## WHAT THIS TASK INVOLVES:
Can you transcribe each row below word for word, omitting the pictures?

## Excerpts from a layout annotation set:

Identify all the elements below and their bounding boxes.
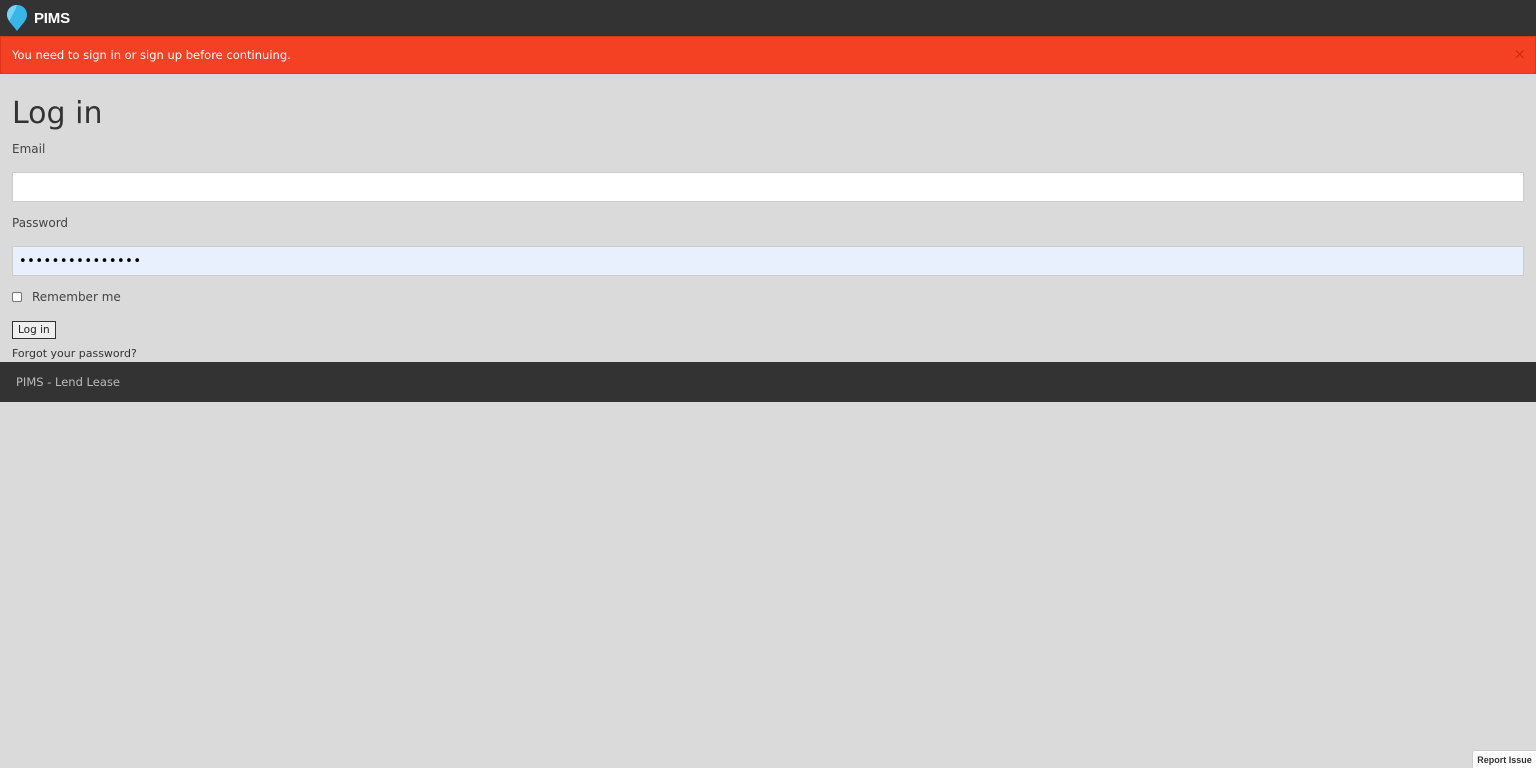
report-issue-button[interactable]: Report Issue [1472, 750, 1536, 768]
password-label: Password [12, 216, 69, 230]
footer: PIMS - Lend Lease [0, 362, 1536, 402]
login-button[interactable]: Log in [12, 321, 56, 339]
remember-me-label[interactable]: Remember me [32, 290, 121, 304]
email-field[interactable] [12, 172, 1524, 202]
remember-me-row: Remember me [12, 288, 121, 306]
pims-logo-icon[interactable] [6, 4, 28, 32]
close-icon[interactable]: × [1513, 47, 1526, 62]
alert-banner: You need to sign in or sign up before co… [0, 36, 1536, 74]
brand-name[interactable]: PIMS [34, 10, 70, 27]
page-title: Log in [12, 96, 103, 131]
remember-me-checkbox[interactable] [12, 292, 22, 302]
password-field[interactable] [12, 246, 1524, 276]
alert-message: You need to sign in or sign up before co… [12, 48, 291, 62]
email-label: Email [12, 142, 46, 156]
forgot-password-link[interactable]: Forgot your password? [12, 347, 137, 360]
top-navbar: PIMS [0, 0, 1536, 36]
footer-text: PIMS - Lend Lease [16, 375, 120, 389]
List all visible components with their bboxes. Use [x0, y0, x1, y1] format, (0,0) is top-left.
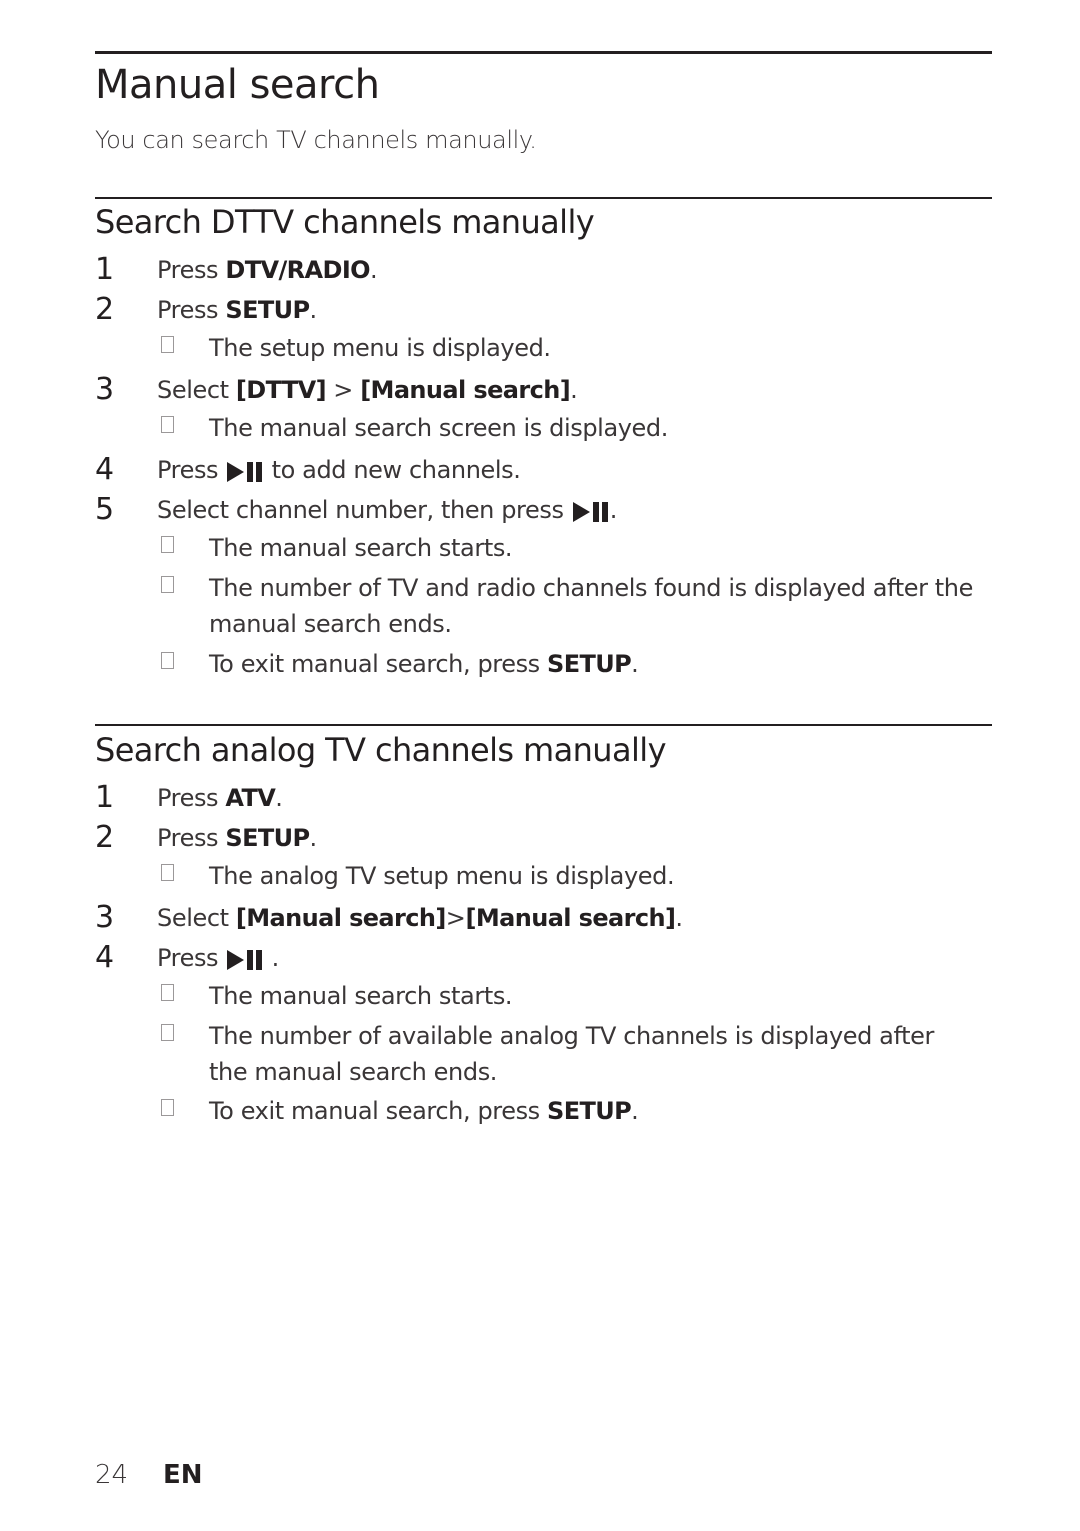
checkbox-bullet-icon: [161, 416, 174, 433]
section-rule: [95, 724, 992, 726]
key-label: DTV/RADIO: [225, 256, 370, 284]
step-number: 3: [95, 900, 114, 935]
menu-path: [DTTV]: [235, 376, 327, 404]
step-number: 4: [95, 452, 114, 487]
step-number: 2: [95, 292, 114, 327]
checkbox-bullet-icon: [161, 1099, 174, 1116]
language-code: EN: [163, 1460, 203, 1490]
menu-path: [Manual search]: [465, 904, 676, 932]
step-number: 3: [95, 372, 114, 407]
step-number: 5: [95, 492, 114, 527]
play-pause-icon: [227, 945, 263, 973]
menu-path: [Manual search]: [360, 376, 571, 404]
checkbox-bullet-icon: [161, 864, 174, 881]
key-label: SETUP: [547, 650, 632, 678]
step-number: 1: [95, 252, 114, 287]
checkbox-bullet-icon: [161, 984, 174, 1001]
section-heading-dttv: Search DTTV channels manually: [95, 203, 595, 241]
top-rule: [95, 51, 992, 54]
page-title: Manual search: [95, 62, 380, 108]
section-rule: [95, 197, 992, 199]
page-footer: 24 EN: [95, 1460, 203, 1490]
menu-path: [Manual search]: [235, 904, 446, 932]
checkbox-bullet-icon: [161, 1024, 174, 1041]
key-label: SETUP: [225, 824, 310, 852]
step-number: 1: [95, 780, 114, 815]
play-pause-icon: [572, 497, 608, 525]
key-label: ATV: [225, 784, 276, 812]
checkbox-bullet-icon: [161, 652, 174, 669]
step-number: 4: [95, 940, 114, 975]
key-label: SETUP: [225, 296, 310, 324]
page-number: 24: [95, 1460, 129, 1490]
step-number: 2: [95, 820, 114, 855]
checkbox-bullet-icon: [161, 336, 174, 353]
key-label: SETUP: [547, 1097, 632, 1125]
checkbox-bullet-icon: [161, 576, 174, 593]
intro-text: You can search TV channels manually.: [95, 126, 537, 154]
checkbox-bullet-icon: [161, 536, 174, 553]
section-heading-analog: Search analog TV channels manually: [95, 731, 667, 769]
play-pause-icon: [227, 457, 263, 485]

## ANSWER:
Identify all the elements below and their bounding boxes.
report-issue-button[interactable]: Report Issue [1472, 750, 1536, 768]
password-label: Password [12, 216, 69, 230]
footer: PIMS - Lend Lease [0, 362, 1536, 402]
login-button[interactable]: Log in [12, 321, 56, 339]
remember-me-label[interactable]: Remember me [32, 290, 121, 304]
email-field[interactable] [12, 172, 1524, 202]
remember-me-row: Remember me [12, 288, 121, 306]
pims-logo-icon[interactable] [6, 4, 28, 32]
close-icon[interactable]: × [1513, 47, 1526, 62]
alert-banner: You need to sign in or sign up before co… [0, 36, 1536, 74]
brand-name[interactable]: PIMS [34, 10, 70, 27]
page-title: Log in [12, 96, 103, 131]
remember-me-checkbox[interactable] [12, 292, 22, 302]
password-field[interactable] [12, 246, 1524, 276]
alert-message: You need to sign in or sign up before co… [12, 48, 291, 62]
email-label: Email [12, 142, 46, 156]
forgot-password-link[interactable]: Forgot your password? [12, 347, 137, 360]
top-navbar: PIMS [0, 0, 1536, 36]
footer-text: PIMS - Lend Lease [16, 375, 120, 389]
List all visible components with their bboxes. Use [x0, y0, x1, y1] format, (0,0) is top-left.
checkbox-bullet-icon: [161, 416, 174, 433]
section-rule: [95, 724, 992, 726]
key-label: DTV/RADIO: [225, 256, 370, 284]
step-number: 3: [95, 900, 114, 935]
menu-path: [DTTV]: [235, 376, 327, 404]
step-number: 4: [95, 452, 114, 487]
step-number: 2: [95, 292, 114, 327]
checkbox-bullet-icon: [161, 1099, 174, 1116]
language-code: EN: [163, 1460, 203, 1490]
menu-path: [Manual search]: [465, 904, 676, 932]
step-number: 3: [95, 372, 114, 407]
step-number: 5: [95, 492, 114, 527]
play-pause-icon: [227, 945, 263, 973]
menu-path: [Manual search]: [360, 376, 571, 404]
checkbox-bullet-icon: [161, 864, 174, 881]
key-label: SETUP: [547, 650, 632, 678]
step-number: 1: [95, 252, 114, 287]
checkbox-bullet-icon: [161, 984, 174, 1001]
section-heading-dttv: Search DTTV channels manually: [95, 203, 595, 241]
top-rule: [95, 51, 992, 54]
page-title: Manual search: [95, 62, 380, 108]
section-rule: [95, 197, 992, 199]
page-footer: 24 EN: [95, 1460, 203, 1490]
menu-path: [Manual search]: [235, 904, 446, 932]
checkbox-bullet-icon: [161, 1024, 174, 1041]
key-label: SETUP: [225, 824, 310, 852]
step-number: 1: [95, 780, 114, 815]
play-pause-icon: [572, 497, 608, 525]
key-label: ATV: [225, 784, 276, 812]
checkbox-bullet-icon: [161, 652, 174, 669]
step-number: 4: [95, 940, 114, 975]
key-label: SETUP: [225, 296, 310, 324]
page-number: 24: [95, 1460, 129, 1490]
step-number: 2: [95, 820, 114, 855]
checkbox-bullet-icon: [161, 336, 174, 353]
key-label: SETUP: [547, 1097, 632, 1125]
checkbox-bullet-icon: [161, 576, 174, 593]
intro-text: You can search TV channels manually.: [95, 126, 537, 154]
checkbox-bullet-icon: [161, 536, 174, 553]
section-heading-analog: Search analog TV channels manually: [95, 731, 667, 769]
play-pause-icon: [227, 457, 263, 485]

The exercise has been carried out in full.